(Data listing)
+++++
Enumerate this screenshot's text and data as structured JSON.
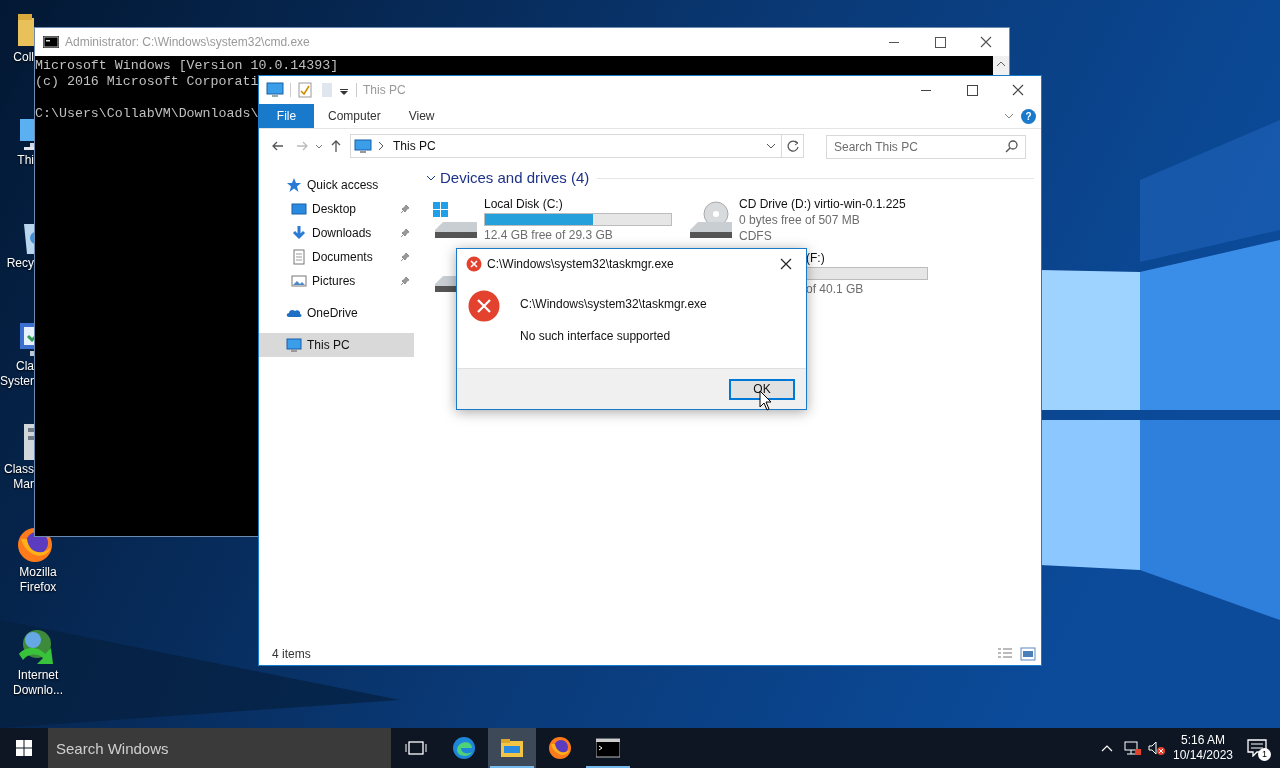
{
  "desktop_icons": [
    {
      "kind": "folder",
      "lines": [
        "Coll"
      ]
    },
    {
      "kind": "computer",
      "lines": [
        "Thi"
      ]
    },
    {
      "kind": "recycle",
      "lines": [
        "Recy"
      ]
    },
    {
      "kind": "monitor",
      "lines": [
        "Cla",
        "Syster"
      ]
    },
    {
      "kind": "server",
      "lines": [
        "Class",
        "Mar"
      ]
    },
    {
      "kind": "firefox",
      "lines": [
        "Mozilla",
        "Firefox"
      ]
    },
    {
      "kind": "downloader",
      "lines": [
        "Internet",
        "Downlo..."
      ]
    }
  ],
  "cmd_window": {
    "title": "Administrator: C:\\Windows\\system32\\cmd.exe",
    "lines": [
      "Microsoft Windows [Version 10.0.14393]",
      "(c) 2016 Microsoft Corporati"
    ],
    "prompt": "C:\\Users\\CollabVM\\Downloads\\"
  },
  "explorer": {
    "title": "This PC",
    "help": "?",
    "ribbon_tabs": [
      {
        "label": "File",
        "selected": true
      },
      {
        "label": "Computer",
        "selected": false
      },
      {
        "label": "View",
        "selected": false
      }
    ],
    "address": "This PC",
    "search": {
      "placeholder": "Search This PC"
    },
    "navigation": [
      {
        "kind": "star",
        "label": "Quick access",
        "selected": false,
        "children": [
          {
            "kind": "desktop",
            "label": "Desktop",
            "pinned": true,
            "selected": false
          },
          {
            "kind": "download",
            "label": "Downloads",
            "pinned": true,
            "selected": false
          },
          {
            "kind": "document",
            "label": "Documents",
            "pinned": true,
            "selected": false
          },
          {
            "kind": "picture",
            "label": "Pictures",
            "pinned": true,
            "selected": false
          }
        ]
      },
      {
        "kind": "cloud",
        "label": "OneDrive",
        "selected": false
      },
      {
        "kind": "computer",
        "label": "This PC",
        "selected": true
      }
    ],
    "group": {
      "label": "Devices and drives (4)",
      "expanded": true
    },
    "drives": [
      {
        "kind": "system",
        "label": "Local Disk (C:)",
        "level": 0.58,
        "info": "12.4 GB free of 29.3 GB"
      },
      {
        "kind": "optical",
        "label": "CD Drive (D:) virtio-win-0.1.225",
        "info": "0 bytes free of 507 MB",
        "filesystem": "CDFS"
      },
      {
        "kind": "disk"
      },
      {
        "kind": "partial",
        "label": "(F:)",
        "info": "of 40.1 GB"
      }
    ],
    "status": "4 items"
  },
  "dialog": {
    "title": "C:\\Windows\\system32\\taskmgr.exe",
    "path": "C:\\Windows\\system32\\taskmgr.exe",
    "message": "No such interface supported",
    "button": "OK"
  },
  "taskbar": {
    "search": {
      "placeholder": "Search Windows"
    },
    "apps": [
      {
        "kind": "edge",
        "active": false,
        "running": false
      },
      {
        "kind": "explorer",
        "active": true,
        "running": true
      },
      {
        "kind": "firefox",
        "active": false,
        "running": false
      },
      {
        "kind": "cmd",
        "active": false,
        "running": true
      }
    ],
    "time": "5:16 AM",
    "date": "10/14/2023",
    "notifications": "1"
  }
}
+++++
▸ **TASK GOAL**:
Transcribe every record above exactly as written, leaving out any pictures.

▸ **ANSWER TO THE TASK**:
Enumerate this screenshot's text and data as structured JSON.
{
  "desktop_icons": [
    {
      "kind": "folder",
      "lines": [
        "Coll"
      ]
    },
    {
      "kind": "computer",
      "lines": [
        "Thi"
      ]
    },
    {
      "kind": "recycle",
      "lines": [
        "Recy"
      ]
    },
    {
      "kind": "monitor",
      "lines": [
        "Cla",
        "Syster"
      ]
    },
    {
      "kind": "server",
      "lines": [
        "Class",
        "Mar"
      ]
    },
    {
      "kind": "firefox",
      "lines": [
        "Mozilla",
        "Firefox"
      ]
    },
    {
      "kind": "downloader",
      "lines": [
        "Internet",
        "Downlo..."
      ]
    }
  ],
  "cmd_window": {
    "title": "Administrator: C:\\Windows\\system32\\cmd.exe",
    "lines": [
      "Microsoft Windows [Version 10.0.14393]",
      "(c) 2016 Microsoft Corporati"
    ],
    "prompt": "C:\\Users\\CollabVM\\Downloads\\"
  },
  "explorer": {
    "title": "This PC",
    "help": "?",
    "ribbon_tabs": [
      {
        "label": "File",
        "selected": true
      },
      {
        "label": "Computer",
        "selected": false
      },
      {
        "label": "View",
        "selected": false
      }
    ],
    "address": "This PC",
    "search": {
      "placeholder": "Search This PC"
    },
    "navigation": [
      {
        "kind": "star",
        "label": "Quick access",
        "selected": false,
        "children": [
          {
            "kind": "desktop",
            "label": "Desktop",
            "pinned": true,
            "selected": false
          },
          {
            "kind": "download",
            "label": "Downloads",
            "pinned": true,
            "selected": false
          },
          {
            "kind": "document",
            "label": "Documents",
            "pinned": true,
            "selected": false
          },
          {
            "kind": "picture",
            "label": "Pictures",
            "pinned": true,
            "selected": false
          }
        ]
      },
      {
        "kind": "cloud",
        "label": "OneDrive",
        "selected": false
      },
      {
        "kind": "computer",
        "label": "This PC",
        "selected": true
      }
    ],
    "group": {
      "label": "Devices and drives (4)",
      "expanded": true
    },
    "drives": [
      {
        "kind": "system",
        "label": "Local Disk (C:)",
        "level": 0.58,
        "info": "12.4 GB free of 29.3 GB"
      },
      {
        "kind": "optical",
        "label": "CD Drive (D:) virtio-win-0.1.225",
        "info": "0 bytes free of 507 MB",
        "filesystem": "CDFS"
      },
      {
        "kind": "disk"
      },
      {
        "kind": "partial",
        "label": "(F:)",
        "info": "of 40.1 GB"
      }
    ],
    "status": "4 items"
  },
  "dialog": {
    "title": "C:\\Windows\\system32\\taskmgr.exe",
    "path": "C:\\Windows\\system32\\taskmgr.exe",
    "message": "No such interface supported",
    "button": "OK"
  },
  "taskbar": {
    "search": {
      "placeholder": "Search Windows"
    },
    "apps": [
      {
        "kind": "edge",
        "active": false,
        "running": false
      },
      {
        "kind": "explorer",
        "active": true,
        "running": true
      },
      {
        "kind": "firefox",
        "active": false,
        "running": false
      },
      {
        "kind": "cmd",
        "active": false,
        "running": true
      }
    ],
    "time": "5:16 AM",
    "date": "10/14/2023",
    "notifications": "1"
  }
}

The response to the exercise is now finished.